[Written exercise] Copy every line that contains the string "screenshot" from the entries below.

[Data rows]
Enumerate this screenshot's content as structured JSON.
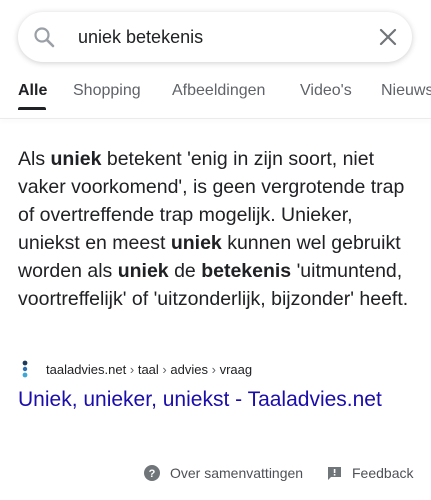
{
  "search": {
    "query": "uniek betekenis"
  },
  "tabs": [
    {
      "label": "Alle"
    },
    {
      "label": "Shopping"
    },
    {
      "label": "Afbeeldingen"
    },
    {
      "label": "Video's"
    },
    {
      "label": "Nieuws"
    }
  ],
  "snippet": {
    "parts": [
      {
        "text": "Als ",
        "bold": false
      },
      {
        "text": "uniek",
        "bold": true
      },
      {
        "text": " betekent 'enig in zijn soort, niet vaker voorkomend', is geen vergrotende trap of overtreffende trap mogelijk. Unieker, uniekst en meest ",
        "bold": false
      },
      {
        "text": "uniek",
        "bold": true
      },
      {
        "text": " kunnen wel gebruikt worden als ",
        "bold": false
      },
      {
        "text": "uniek",
        "bold": true
      },
      {
        "text": " de ",
        "bold": false
      },
      {
        "text": "betekenis",
        "bold": true
      },
      {
        "text": " 'uitmuntend, voortreffelijk' of 'uitzonderlijk, bijzonder' heeft.",
        "bold": false
      }
    ]
  },
  "source": {
    "site": "taaladvies.net",
    "path": [
      "taal",
      "advies",
      "vraag"
    ],
    "separator": "›"
  },
  "result": {
    "title": "Uniek, unieker, uniekst - Taaladvies.net"
  },
  "footer": {
    "about_label": "Over samenvattingen",
    "feedback_label": "Feedback"
  },
  "colors": {
    "link": "#1a0dab",
    "text": "#202124",
    "muted": "#5f6368"
  }
}
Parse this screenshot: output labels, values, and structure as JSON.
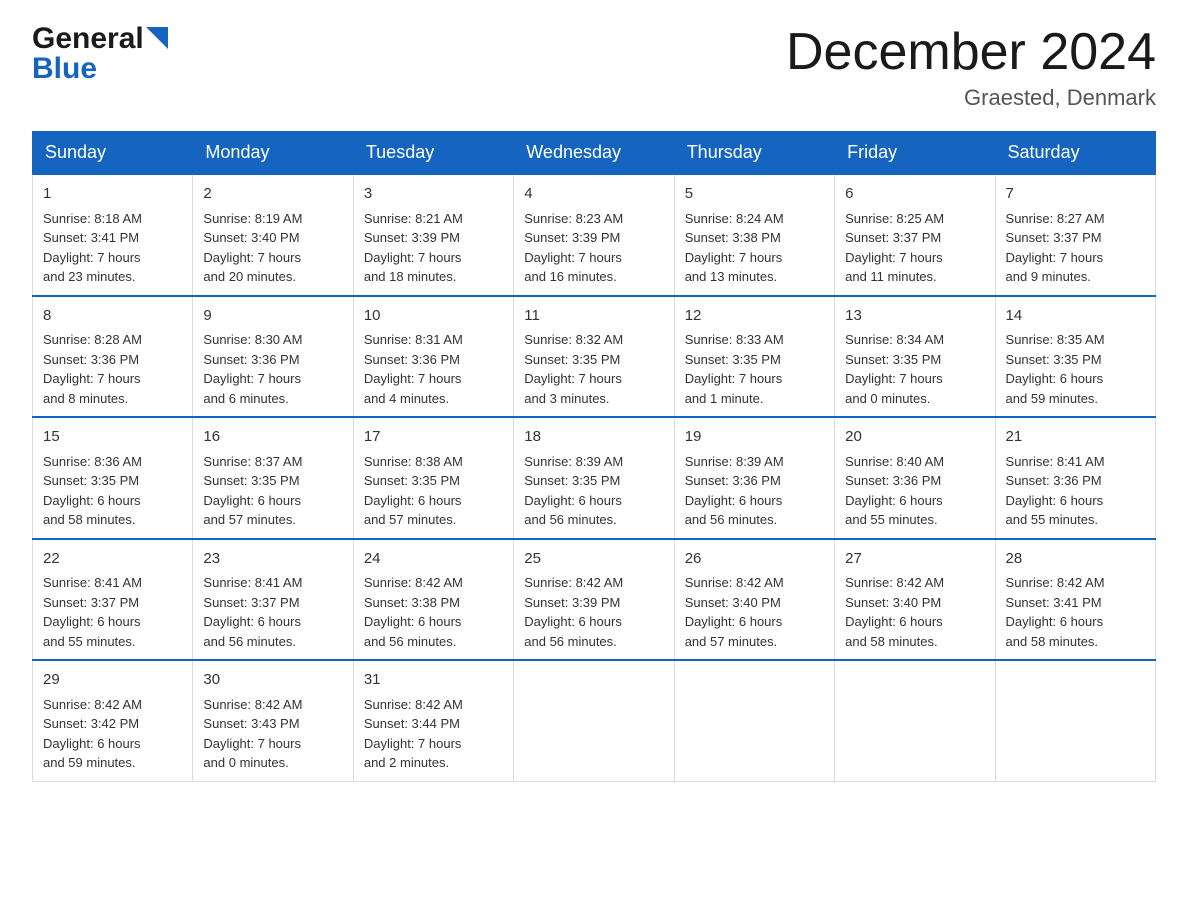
{
  "header": {
    "logo_general": "General",
    "logo_blue": "Blue",
    "month_title": "December 2024",
    "location": "Graested, Denmark"
  },
  "weekdays": [
    "Sunday",
    "Monday",
    "Tuesday",
    "Wednesday",
    "Thursday",
    "Friday",
    "Saturday"
  ],
  "weeks": [
    [
      {
        "day": "1",
        "sunrise": "Sunrise: 8:18 AM",
        "sunset": "Sunset: 3:41 PM",
        "daylight": "Daylight: 7 hours",
        "minutes": "and 23 minutes."
      },
      {
        "day": "2",
        "sunrise": "Sunrise: 8:19 AM",
        "sunset": "Sunset: 3:40 PM",
        "daylight": "Daylight: 7 hours",
        "minutes": "and 20 minutes."
      },
      {
        "day": "3",
        "sunrise": "Sunrise: 8:21 AM",
        "sunset": "Sunset: 3:39 PM",
        "daylight": "Daylight: 7 hours",
        "minutes": "and 18 minutes."
      },
      {
        "day": "4",
        "sunrise": "Sunrise: 8:23 AM",
        "sunset": "Sunset: 3:39 PM",
        "daylight": "Daylight: 7 hours",
        "minutes": "and 16 minutes."
      },
      {
        "day": "5",
        "sunrise": "Sunrise: 8:24 AM",
        "sunset": "Sunset: 3:38 PM",
        "daylight": "Daylight: 7 hours",
        "minutes": "and 13 minutes."
      },
      {
        "day": "6",
        "sunrise": "Sunrise: 8:25 AM",
        "sunset": "Sunset: 3:37 PM",
        "daylight": "Daylight: 7 hours",
        "minutes": "and 11 minutes."
      },
      {
        "day": "7",
        "sunrise": "Sunrise: 8:27 AM",
        "sunset": "Sunset: 3:37 PM",
        "daylight": "Daylight: 7 hours",
        "minutes": "and 9 minutes."
      }
    ],
    [
      {
        "day": "8",
        "sunrise": "Sunrise: 8:28 AM",
        "sunset": "Sunset: 3:36 PM",
        "daylight": "Daylight: 7 hours",
        "minutes": "and 8 minutes."
      },
      {
        "day": "9",
        "sunrise": "Sunrise: 8:30 AM",
        "sunset": "Sunset: 3:36 PM",
        "daylight": "Daylight: 7 hours",
        "minutes": "and 6 minutes."
      },
      {
        "day": "10",
        "sunrise": "Sunrise: 8:31 AM",
        "sunset": "Sunset: 3:36 PM",
        "daylight": "Daylight: 7 hours",
        "minutes": "and 4 minutes."
      },
      {
        "day": "11",
        "sunrise": "Sunrise: 8:32 AM",
        "sunset": "Sunset: 3:35 PM",
        "daylight": "Daylight: 7 hours",
        "minutes": "and 3 minutes."
      },
      {
        "day": "12",
        "sunrise": "Sunrise: 8:33 AM",
        "sunset": "Sunset: 3:35 PM",
        "daylight": "Daylight: 7 hours",
        "minutes": "and 1 minute."
      },
      {
        "day": "13",
        "sunrise": "Sunrise: 8:34 AM",
        "sunset": "Sunset: 3:35 PM",
        "daylight": "Daylight: 7 hours",
        "minutes": "and 0 minutes."
      },
      {
        "day": "14",
        "sunrise": "Sunrise: 8:35 AM",
        "sunset": "Sunset: 3:35 PM",
        "daylight": "Daylight: 6 hours",
        "minutes": "and 59 minutes."
      }
    ],
    [
      {
        "day": "15",
        "sunrise": "Sunrise: 8:36 AM",
        "sunset": "Sunset: 3:35 PM",
        "daylight": "Daylight: 6 hours",
        "minutes": "and 58 minutes."
      },
      {
        "day": "16",
        "sunrise": "Sunrise: 8:37 AM",
        "sunset": "Sunset: 3:35 PM",
        "daylight": "Daylight: 6 hours",
        "minutes": "and 57 minutes."
      },
      {
        "day": "17",
        "sunrise": "Sunrise: 8:38 AM",
        "sunset": "Sunset: 3:35 PM",
        "daylight": "Daylight: 6 hours",
        "minutes": "and 57 minutes."
      },
      {
        "day": "18",
        "sunrise": "Sunrise: 8:39 AM",
        "sunset": "Sunset: 3:35 PM",
        "daylight": "Daylight: 6 hours",
        "minutes": "and 56 minutes."
      },
      {
        "day": "19",
        "sunrise": "Sunrise: 8:39 AM",
        "sunset": "Sunset: 3:36 PM",
        "daylight": "Daylight: 6 hours",
        "minutes": "and 56 minutes."
      },
      {
        "day": "20",
        "sunrise": "Sunrise: 8:40 AM",
        "sunset": "Sunset: 3:36 PM",
        "daylight": "Daylight: 6 hours",
        "minutes": "and 55 minutes."
      },
      {
        "day": "21",
        "sunrise": "Sunrise: 8:41 AM",
        "sunset": "Sunset: 3:36 PM",
        "daylight": "Daylight: 6 hours",
        "minutes": "and 55 minutes."
      }
    ],
    [
      {
        "day": "22",
        "sunrise": "Sunrise: 8:41 AM",
        "sunset": "Sunset: 3:37 PM",
        "daylight": "Daylight: 6 hours",
        "minutes": "and 55 minutes."
      },
      {
        "day": "23",
        "sunrise": "Sunrise: 8:41 AM",
        "sunset": "Sunset: 3:37 PM",
        "daylight": "Daylight: 6 hours",
        "minutes": "and 56 minutes."
      },
      {
        "day": "24",
        "sunrise": "Sunrise: 8:42 AM",
        "sunset": "Sunset: 3:38 PM",
        "daylight": "Daylight: 6 hours",
        "minutes": "and 56 minutes."
      },
      {
        "day": "25",
        "sunrise": "Sunrise: 8:42 AM",
        "sunset": "Sunset: 3:39 PM",
        "daylight": "Daylight: 6 hours",
        "minutes": "and 56 minutes."
      },
      {
        "day": "26",
        "sunrise": "Sunrise: 8:42 AM",
        "sunset": "Sunset: 3:40 PM",
        "daylight": "Daylight: 6 hours",
        "minutes": "and 57 minutes."
      },
      {
        "day": "27",
        "sunrise": "Sunrise: 8:42 AM",
        "sunset": "Sunset: 3:40 PM",
        "daylight": "Daylight: 6 hours",
        "minutes": "and 58 minutes."
      },
      {
        "day": "28",
        "sunrise": "Sunrise: 8:42 AM",
        "sunset": "Sunset: 3:41 PM",
        "daylight": "Daylight: 6 hours",
        "minutes": "and 58 minutes."
      }
    ],
    [
      {
        "day": "29",
        "sunrise": "Sunrise: 8:42 AM",
        "sunset": "Sunset: 3:42 PM",
        "daylight": "Daylight: 6 hours",
        "minutes": "and 59 minutes."
      },
      {
        "day": "30",
        "sunrise": "Sunrise: 8:42 AM",
        "sunset": "Sunset: 3:43 PM",
        "daylight": "Daylight: 7 hours",
        "minutes": "and 0 minutes."
      },
      {
        "day": "31",
        "sunrise": "Sunrise: 8:42 AM",
        "sunset": "Sunset: 3:44 PM",
        "daylight": "Daylight: 7 hours",
        "minutes": "and 2 minutes."
      },
      null,
      null,
      null,
      null
    ]
  ]
}
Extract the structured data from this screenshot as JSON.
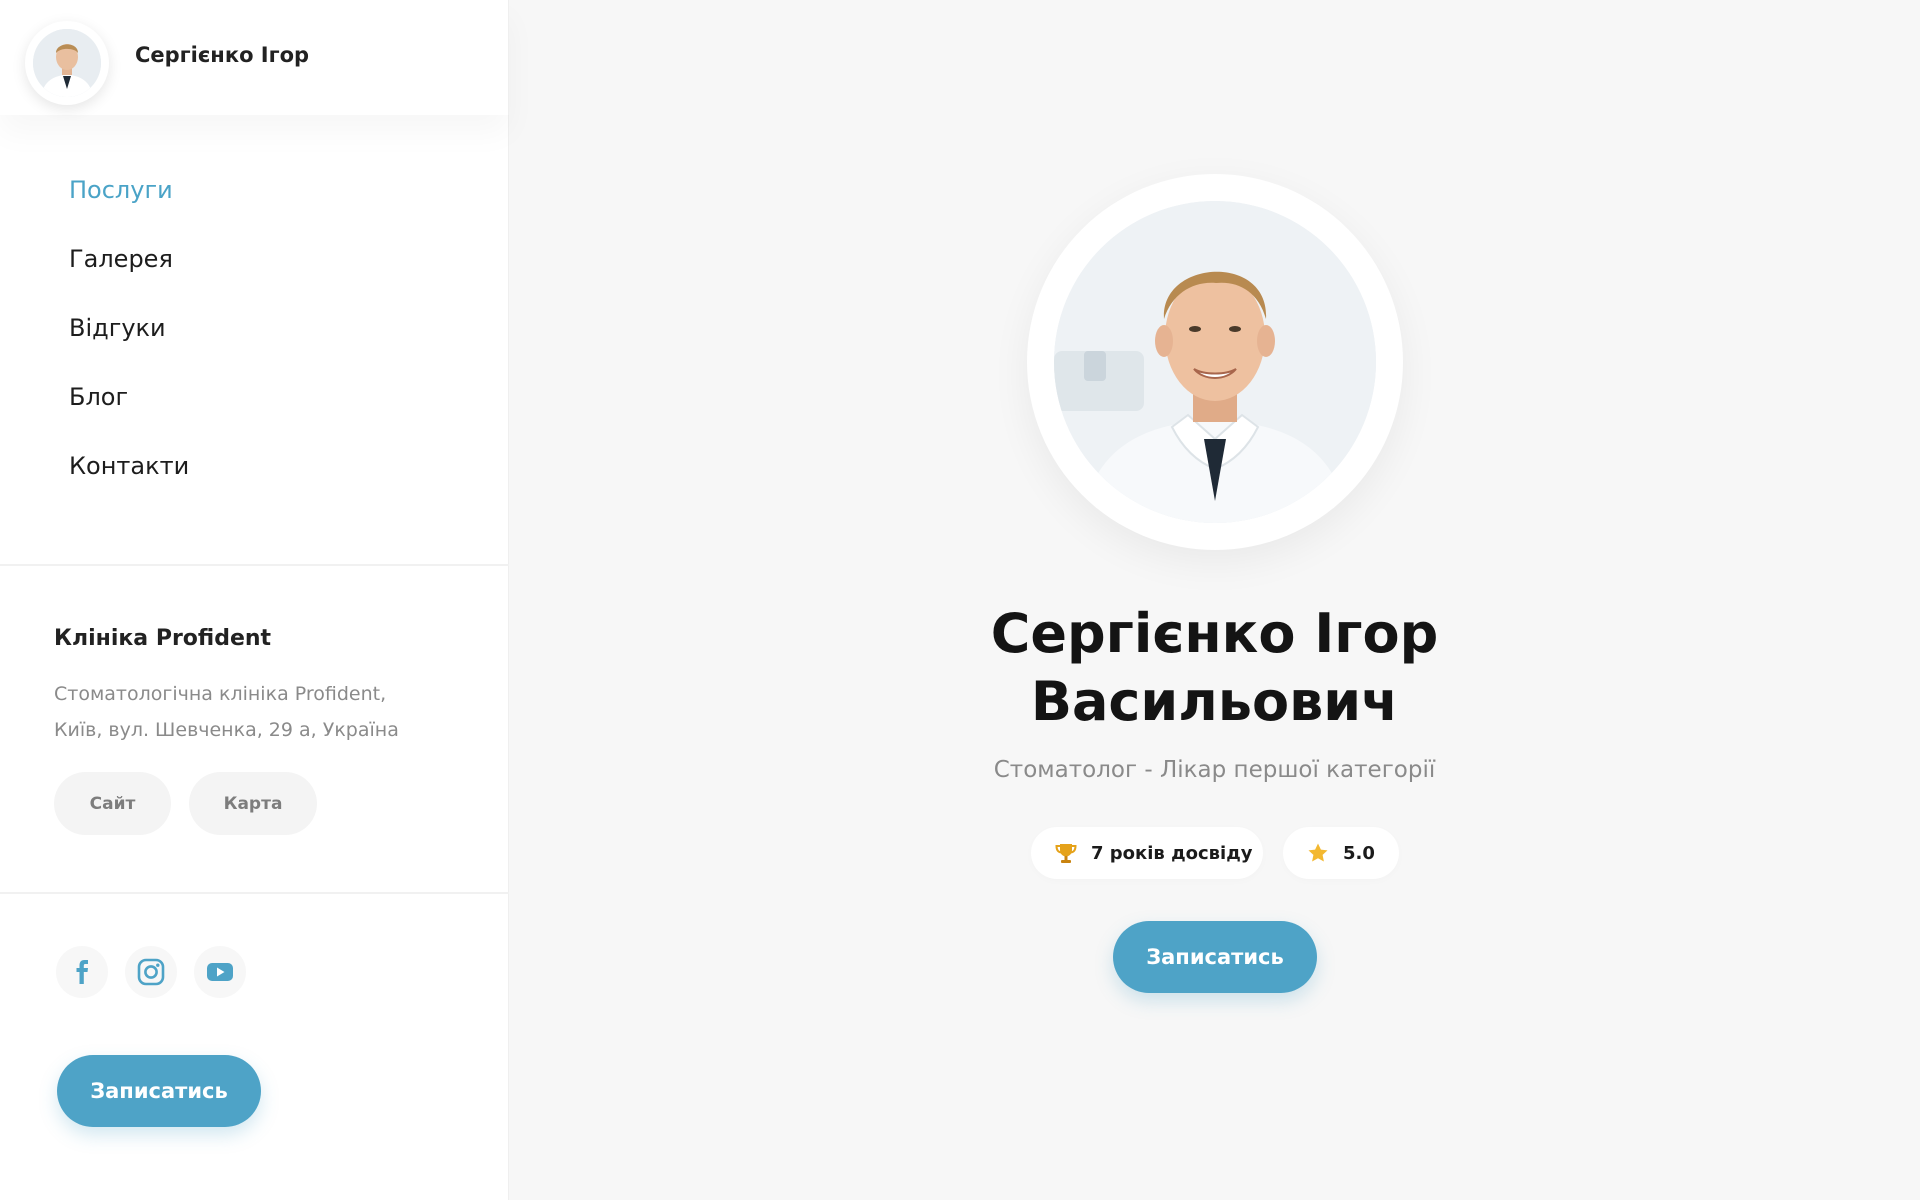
{
  "profile": {
    "short_name": "Сергієнко Ігор",
    "full_name_line1": "Сергієнко Ігор",
    "full_name_line2": "Васильович",
    "subtitle": "Стоматолог - Лікар першої категорії"
  },
  "nav": {
    "items": [
      {
        "label": "Послуги",
        "active": true
      },
      {
        "label": "Галерея",
        "active": false
      },
      {
        "label": "Відгуки",
        "active": false
      },
      {
        "label": "Блог",
        "active": false
      },
      {
        "label": "Контакти",
        "active": false
      }
    ]
  },
  "clinic": {
    "title": "Клініка Profident",
    "address_line1": "Стоматологічна клініка Profident,",
    "address_line2": "Київ, вул. Шевченка, 29 а, Україна",
    "site_label": "Сайт",
    "map_label": "Карта"
  },
  "social": [
    "facebook-icon",
    "instagram-icon",
    "youtube-icon"
  ],
  "badges": {
    "experience": "7 років досвіду",
    "rating": "5.0"
  },
  "cta_label": "Записатись",
  "colors": {
    "accent": "#4ea3c7",
    "text": "#1b1b1b",
    "muted": "#8a8a8a",
    "background": "#f7f7f7",
    "trophy": "#e5a21a",
    "star": "#f3b830"
  }
}
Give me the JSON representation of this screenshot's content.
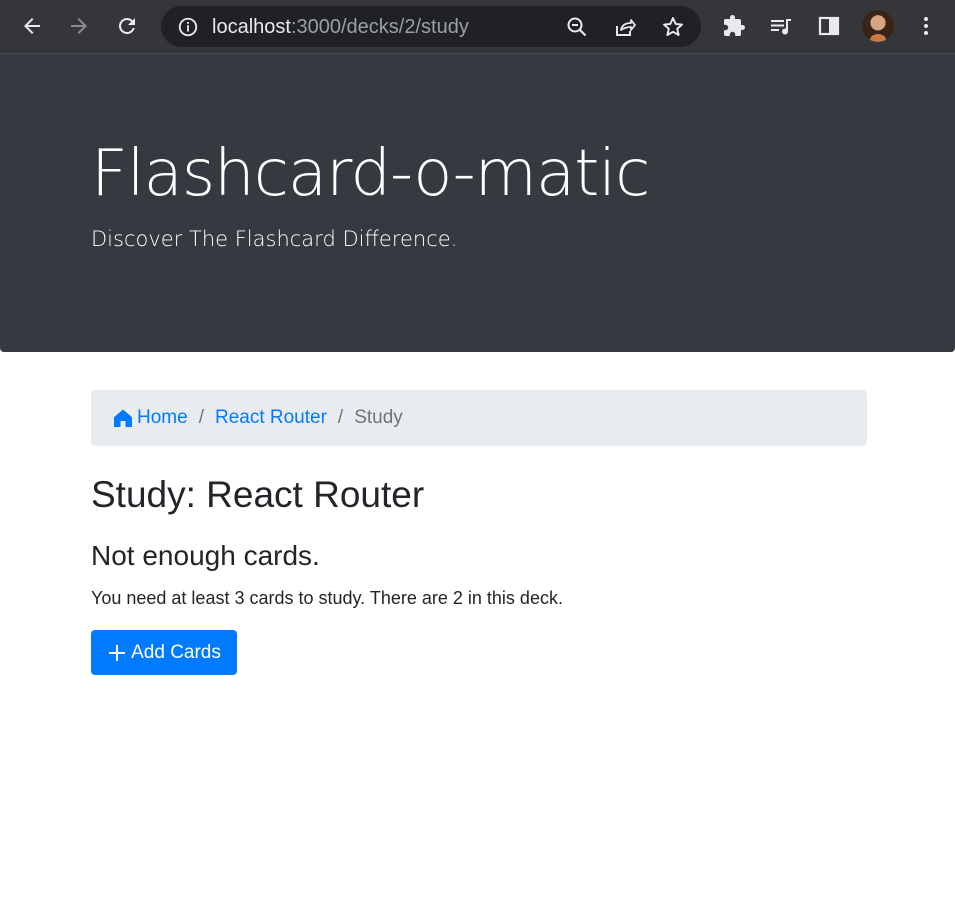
{
  "browser": {
    "url_host": "localhost",
    "url_path": ":3000/decks/2/study",
    "icons": [
      "back-icon",
      "forward-icon",
      "reload-icon",
      "site-info-icon",
      "zoom-icon",
      "share-icon",
      "bookmark-star-icon",
      "extensions-icon",
      "media-queue-icon",
      "side-panel-icon",
      "profile-avatar",
      "menu-kebab-icon"
    ]
  },
  "header": {
    "title": "Flashcard-o-matic",
    "lead": "Discover The Flashcard Difference."
  },
  "breadcrumb": {
    "home": "Home",
    "deck": "React Router",
    "current": "Study",
    "separator": "/"
  },
  "main": {
    "title": "Study: React Router",
    "subtitle": "Not enough cards.",
    "message": "You need at least 3 cards to study. There are 2 in this deck.",
    "add_button": "Add Cards"
  },
  "colors": {
    "chrome": "#35363a",
    "jumbotron": "#343a40",
    "primary": "#007bff",
    "breadcrumb_bg": "#e9ecef",
    "muted": "#6c757d"
  }
}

[Problem solution]
Enumerate this screenshot's content as structured JSON.
Parse this screenshot: output labels, values, and structure as JSON.
Extract the structured data from this screenshot as JSON.
Give me the JSON representation of this screenshot's content.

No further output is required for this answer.